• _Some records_
---+---

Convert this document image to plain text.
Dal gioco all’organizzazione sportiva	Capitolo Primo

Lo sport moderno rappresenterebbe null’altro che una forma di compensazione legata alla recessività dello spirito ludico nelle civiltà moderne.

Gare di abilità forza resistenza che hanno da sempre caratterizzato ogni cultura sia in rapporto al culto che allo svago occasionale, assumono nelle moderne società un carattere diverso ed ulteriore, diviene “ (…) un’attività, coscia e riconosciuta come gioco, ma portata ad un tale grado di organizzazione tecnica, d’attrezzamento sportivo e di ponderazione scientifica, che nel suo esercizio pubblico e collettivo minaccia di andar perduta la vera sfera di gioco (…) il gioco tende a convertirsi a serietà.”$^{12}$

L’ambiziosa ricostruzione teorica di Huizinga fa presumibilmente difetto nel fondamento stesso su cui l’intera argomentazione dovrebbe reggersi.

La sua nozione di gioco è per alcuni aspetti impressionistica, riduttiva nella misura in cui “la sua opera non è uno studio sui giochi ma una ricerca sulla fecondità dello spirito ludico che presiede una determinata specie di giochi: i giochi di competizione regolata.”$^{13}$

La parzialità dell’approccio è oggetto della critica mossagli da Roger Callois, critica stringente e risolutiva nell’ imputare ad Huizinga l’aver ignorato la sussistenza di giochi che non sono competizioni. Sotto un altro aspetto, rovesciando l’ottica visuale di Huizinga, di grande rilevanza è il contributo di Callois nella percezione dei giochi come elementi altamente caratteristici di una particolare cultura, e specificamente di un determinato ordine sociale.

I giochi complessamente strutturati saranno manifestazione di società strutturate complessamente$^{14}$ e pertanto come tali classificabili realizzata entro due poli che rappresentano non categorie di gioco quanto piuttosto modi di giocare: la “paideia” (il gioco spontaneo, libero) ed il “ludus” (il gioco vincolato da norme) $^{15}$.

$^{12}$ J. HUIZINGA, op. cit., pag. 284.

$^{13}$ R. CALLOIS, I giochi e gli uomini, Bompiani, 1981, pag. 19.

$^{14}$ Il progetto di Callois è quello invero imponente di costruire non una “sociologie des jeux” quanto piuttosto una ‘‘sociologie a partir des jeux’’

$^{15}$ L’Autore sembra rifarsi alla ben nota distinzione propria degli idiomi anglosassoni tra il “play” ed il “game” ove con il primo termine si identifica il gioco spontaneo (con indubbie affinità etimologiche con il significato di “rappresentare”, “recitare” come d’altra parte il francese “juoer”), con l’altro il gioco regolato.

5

---+---

• _The request_
Extract the complete data, matching each line exactly.

• _Solution to the exercise_
Convert this document image to plain text.
Dal gioco all’organizzazione sportiva	Capitolo Primo

Lo sport moderno rappresenterebbe null’altro che una forma di compensazione legata alla recessività dello spirito ludico nelle civiltà moderne.

Gare di abilità forza resistenza che hanno da sempre caratterizzato ogni cultura sia in rapporto al culto che allo svago occasionale, assumono nelle moderne società un carattere diverso ed ulteriore, diviene “ (…) un’attività, coscia e riconosciuta come gioco, ma portata ad un tale grado di organizzazione tecnica, d’attrezzamento sportivo e di ponderazione scientifica, che nel suo esercizio pubblico e collettivo minaccia di andar perduta la vera sfera di gioco (…) il gioco tende a convertirsi a serietà.”$^{12}$

L’ambiziosa ricostruzione teorica di Huizinga fa presumibilmente difetto nel fondamento stesso su cui l’intera argomentazione dovrebbe reggersi.

La sua nozione di gioco è per alcuni aspetti impressionistica, riduttiva nella misura in cui “la sua opera non è uno studio sui giochi ma una ricerca sulla fecondità dello spirito ludico che presiede una determinata specie di giochi: i giochi di competizione regolata.”$^{13}$

La parzialità dell’approccio è oggetto della critica mossagli da Roger Callois, critica stringente e risolutiva nell’ imputare ad Huizinga l’aver ignorato la sussistenza di giochi che non sono competizioni. Sotto un altro aspetto, rovesciando l’ottica visuale di Huizinga, di grande rilevanza è il contributo di Callois nella percezione dei giochi come elementi altamente caratteristici di una particolare cultura, e specificamente di un determinato ordine sociale.

I giochi complessamente strutturati saranno manifestazione di società strutturate complessamente$^{14}$ e pertanto come tali classificabili realizzata entro due poli che rappresentano non categorie di gioco quanto piuttosto modi di giocare: la “paideia” (il gioco spontaneo, libero) ed il “ludus” (il gioco vincolato da norme) $^{15}$.

$^{12}$ J. HUIZINGA, op. cit., pag. 284.

$^{13}$ R. CALLOIS, I giochi e gli uomini, Bompiani, 1981, pag. 19.

$^{14}$ Il progetto di Callois è quello invero imponente di costruire non una “sociologie des jeux” quanto piuttosto una ‘‘sociologie a partir des jeux’’

$^{15}$ L’Autore sembra rifarsi alla ben nota distinzione propria degli idiomi anglosassoni tra il “play” ed il “game” ove con il primo termine si identifica il gioco spontaneo (con indubbie affinità etimologiche con il significato di “rappresentare”, “recitare” come d’altra parte il francese “juoer”), con l’altro il gioco regolato.

5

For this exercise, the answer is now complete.